Task to complete:
Will you write out the data exactly, excluding every picture?

**********

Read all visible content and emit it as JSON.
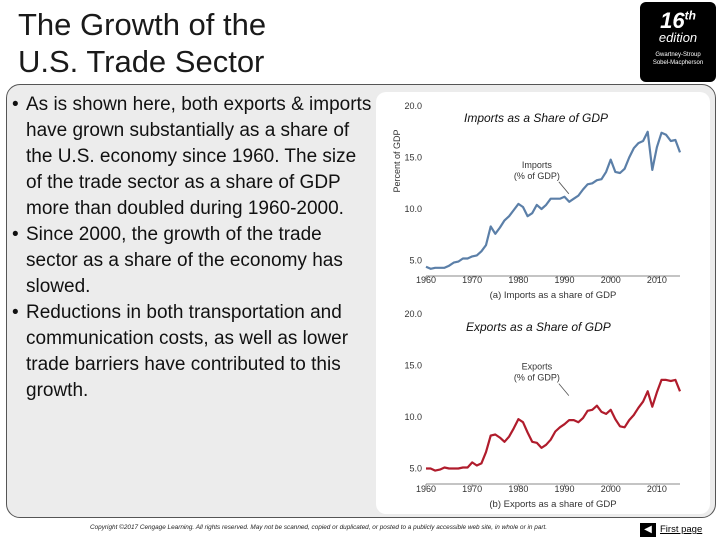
{
  "slide": {
    "title_line1": "The Growth of the",
    "title_line2": "U.S. Trade Sector"
  },
  "badge": {
    "number": "16",
    "suffix": "th",
    "edition": "edition",
    "authors_line1": "Gwartney-Stroup",
    "authors_line2": "Sobel-Macpherson"
  },
  "bullets": [
    "As is shown here, both exports & imports have grown substantially as a share of the U.S. economy since 1960. The size of the trade sector as a share of GDP more than doubled during 1960-2000.",
    "Since 2000, the growth of the trade sector as a share of the economy has slowed.",
    "Reductions in both transportation and communication costs, as well as lower trade barriers have contributed to this growth."
  ],
  "chart_headings": {
    "imports": "Imports as a Share of GDP",
    "exports": "Exports as a Share of GDP"
  },
  "footer": {
    "copyright": "Copyright ©2017 Cengage Learning. All rights reserved. May not be scanned, copied or duplicated, or posted to a publicly accessible web site, in whole or in part.",
    "first_page": "First page",
    "first_page_icon": "arrow-left-icon"
  },
  "colors": {
    "imports_line": "#5b7fa8",
    "exports_line": "#b01c2c",
    "panel": "#ececec"
  },
  "chart_data": [
    {
      "type": "line",
      "title": "(a) Imports as a share of GDP",
      "ylabel": "Percent of GDP",
      "xlabel": "",
      "x_ticks": [
        "1960",
        "1970",
        "1980",
        "1990",
        "2000",
        "2010"
      ],
      "y_ticks": [
        "20.0",
        "15.0",
        "10.0",
        "5.0"
      ],
      "xlim": [
        1960,
        2015
      ],
      "ylim": [
        3.5,
        20
      ],
      "series": [
        {
          "name": "Imports (% of GDP)",
          "x": [
            1960,
            1961,
            1962,
            1963,
            1964,
            1965,
            1966,
            1967,
            1968,
            1969,
            1970,
            1971,
            1972,
            1973,
            1974,
            1975,
            1976,
            1977,
            1978,
            1979,
            1980,
            1981,
            1982,
            1983,
            1984,
            1985,
            1986,
            1987,
            1988,
            1989,
            1990,
            1991,
            1992,
            1993,
            1994,
            1995,
            1996,
            1997,
            1998,
            1999,
            2000,
            2001,
            2002,
            2003,
            2004,
            2005,
            2006,
            2007,
            2008,
            2009,
            2010,
            2011,
            2012,
            2013,
            2014,
            2015
          ],
          "values": [
            4.4,
            4.2,
            4.3,
            4.3,
            4.3,
            4.5,
            4.8,
            4.9,
            5.2,
            5.2,
            5.4,
            5.5,
            5.9,
            6.5,
            8.3,
            7.6,
            8.2,
            8.9,
            9.3,
            9.9,
            10.5,
            10.2,
            9.3,
            9.6,
            10.4,
            10.0,
            10.4,
            11.0,
            11.0,
            11.0,
            11.2,
            10.7,
            11.0,
            11.3,
            11.9,
            12.4,
            12.5,
            12.8,
            12.9,
            13.6,
            14.8,
            13.6,
            13.5,
            13.9,
            15.0,
            15.9,
            16.4,
            16.6,
            17.5,
            13.8,
            16.0,
            17.4,
            17.2,
            16.6,
            16.7,
            15.5
          ]
        }
      ]
    },
    {
      "type": "line",
      "title": "(b) Exports as a share of GDP",
      "ylabel": "",
      "xlabel": "",
      "x_ticks": [
        "1960",
        "1970",
        "1980",
        "1990",
        "2000",
        "2010"
      ],
      "y_ticks": [
        "20.0",
        "15.0",
        "10.0",
        "5.0"
      ],
      "xlim": [
        1960,
        2015
      ],
      "ylim": [
        3.5,
        20
      ],
      "series": [
        {
          "name": "Exports (% of GDP)",
          "x": [
            1960,
            1961,
            1962,
            1963,
            1964,
            1965,
            1966,
            1967,
            1968,
            1969,
            1970,
            1971,
            1972,
            1973,
            1974,
            1975,
            1976,
            1977,
            1978,
            1979,
            1980,
            1981,
            1982,
            1983,
            1984,
            1985,
            1986,
            1987,
            1988,
            1989,
            1990,
            1991,
            1992,
            1993,
            1994,
            1995,
            1996,
            1997,
            1998,
            1999,
            2000,
            2001,
            2002,
            2003,
            2004,
            2005,
            2006,
            2007,
            2008,
            2009,
            2010,
            2011,
            2012,
            2013,
            2014,
            2015
          ],
          "values": [
            5.0,
            5.0,
            4.8,
            4.9,
            5.1,
            5.0,
            5.0,
            5.0,
            5.1,
            5.1,
            5.6,
            5.3,
            5.5,
            6.6,
            8.2,
            8.3,
            8.0,
            7.6,
            8.1,
            8.9,
            9.8,
            9.5,
            8.5,
            7.6,
            7.5,
            7.0,
            7.3,
            7.8,
            8.6,
            9.0,
            9.3,
            9.7,
            9.7,
            9.5,
            9.9,
            10.6,
            10.7,
            11.1,
            10.5,
            10.3,
            10.7,
            9.8,
            9.1,
            9.0,
            9.7,
            10.2,
            10.9,
            11.5,
            12.5,
            11.0,
            12.4,
            13.6,
            13.6,
            13.5,
            13.6,
            12.5
          ]
        }
      ]
    }
  ]
}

**********

Exercise output:
Read all visible content and emit it as JSON.
{
  "slide": {
    "title_line1": "The Growth of the",
    "title_line2": "U.S. Trade Sector"
  },
  "badge": {
    "number": "16",
    "suffix": "th",
    "edition": "edition",
    "authors_line1": "Gwartney-Stroup",
    "authors_line2": "Sobel-Macpherson"
  },
  "bullets": [
    "As is shown here, both exports & imports have grown substantially as a share of the U.S. economy since 1960. The size of the trade sector as a share of GDP more than doubled during 1960-2000.",
    "Since 2000, the growth of the trade sector as a share of the economy has slowed.",
    "Reductions in both transportation and communication costs, as well as lower trade barriers have contributed to this growth."
  ],
  "chart_headings": {
    "imports": "Imports as a Share of GDP",
    "exports": "Exports as a Share of GDP"
  },
  "footer": {
    "copyright": "Copyright ©2017 Cengage Learning. All rights reserved. May not be scanned, copied or duplicated, or posted to a publicly accessible web site, in whole or in part.",
    "first_page": "First page",
    "first_page_icon": "arrow-left-icon"
  },
  "colors": {
    "imports_line": "#5b7fa8",
    "exports_line": "#b01c2c",
    "panel": "#ececec"
  },
  "chart_data": [
    {
      "type": "line",
      "title": "(a) Imports as a share of GDP",
      "ylabel": "Percent of GDP",
      "xlabel": "",
      "x_ticks": [
        "1960",
        "1970",
        "1980",
        "1990",
        "2000",
        "2010"
      ],
      "y_ticks": [
        "20.0",
        "15.0",
        "10.0",
        "5.0"
      ],
      "xlim": [
        1960,
        2015
      ],
      "ylim": [
        3.5,
        20
      ],
      "series": [
        {
          "name": "Imports (% of GDP)",
          "x": [
            1960,
            1961,
            1962,
            1963,
            1964,
            1965,
            1966,
            1967,
            1968,
            1969,
            1970,
            1971,
            1972,
            1973,
            1974,
            1975,
            1976,
            1977,
            1978,
            1979,
            1980,
            1981,
            1982,
            1983,
            1984,
            1985,
            1986,
            1987,
            1988,
            1989,
            1990,
            1991,
            1992,
            1993,
            1994,
            1995,
            1996,
            1997,
            1998,
            1999,
            2000,
            2001,
            2002,
            2003,
            2004,
            2005,
            2006,
            2007,
            2008,
            2009,
            2010,
            2011,
            2012,
            2013,
            2014,
            2015
          ],
          "values": [
            4.4,
            4.2,
            4.3,
            4.3,
            4.3,
            4.5,
            4.8,
            4.9,
            5.2,
            5.2,
            5.4,
            5.5,
            5.9,
            6.5,
            8.3,
            7.6,
            8.2,
            8.9,
            9.3,
            9.9,
            10.5,
            10.2,
            9.3,
            9.6,
            10.4,
            10.0,
            10.4,
            11.0,
            11.0,
            11.0,
            11.2,
            10.7,
            11.0,
            11.3,
            11.9,
            12.4,
            12.5,
            12.8,
            12.9,
            13.6,
            14.8,
            13.6,
            13.5,
            13.9,
            15.0,
            15.9,
            16.4,
            16.6,
            17.5,
            13.8,
            16.0,
            17.4,
            17.2,
            16.6,
            16.7,
            15.5
          ]
        }
      ]
    },
    {
      "type": "line",
      "title": "(b) Exports as a share of GDP",
      "ylabel": "",
      "xlabel": "",
      "x_ticks": [
        "1960",
        "1970",
        "1980",
        "1990",
        "2000",
        "2010"
      ],
      "y_ticks": [
        "20.0",
        "15.0",
        "10.0",
        "5.0"
      ],
      "xlim": [
        1960,
        2015
      ],
      "ylim": [
        3.5,
        20
      ],
      "series": [
        {
          "name": "Exports (% of GDP)",
          "x": [
            1960,
            1961,
            1962,
            1963,
            1964,
            1965,
            1966,
            1967,
            1968,
            1969,
            1970,
            1971,
            1972,
            1973,
            1974,
            1975,
            1976,
            1977,
            1978,
            1979,
            1980,
            1981,
            1982,
            1983,
            1984,
            1985,
            1986,
            1987,
            1988,
            1989,
            1990,
            1991,
            1992,
            1993,
            1994,
            1995,
            1996,
            1997,
            1998,
            1999,
            2000,
            2001,
            2002,
            2003,
            2004,
            2005,
            2006,
            2007,
            2008,
            2009,
            2010,
            2011,
            2012,
            2013,
            2014,
            2015
          ],
          "values": [
            5.0,
            5.0,
            4.8,
            4.9,
            5.1,
            5.0,
            5.0,
            5.0,
            5.1,
            5.1,
            5.6,
            5.3,
            5.5,
            6.6,
            8.2,
            8.3,
            8.0,
            7.6,
            8.1,
            8.9,
            9.8,
            9.5,
            8.5,
            7.6,
            7.5,
            7.0,
            7.3,
            7.8,
            8.6,
            9.0,
            9.3,
            9.7,
            9.7,
            9.5,
            9.9,
            10.6,
            10.7,
            11.1,
            10.5,
            10.3,
            10.7,
            9.8,
            9.1,
            9.0,
            9.7,
            10.2,
            10.9,
            11.5,
            12.5,
            11.0,
            12.4,
            13.6,
            13.6,
            13.5,
            13.6,
            12.5
          ]
        }
      ]
    }
  ]
}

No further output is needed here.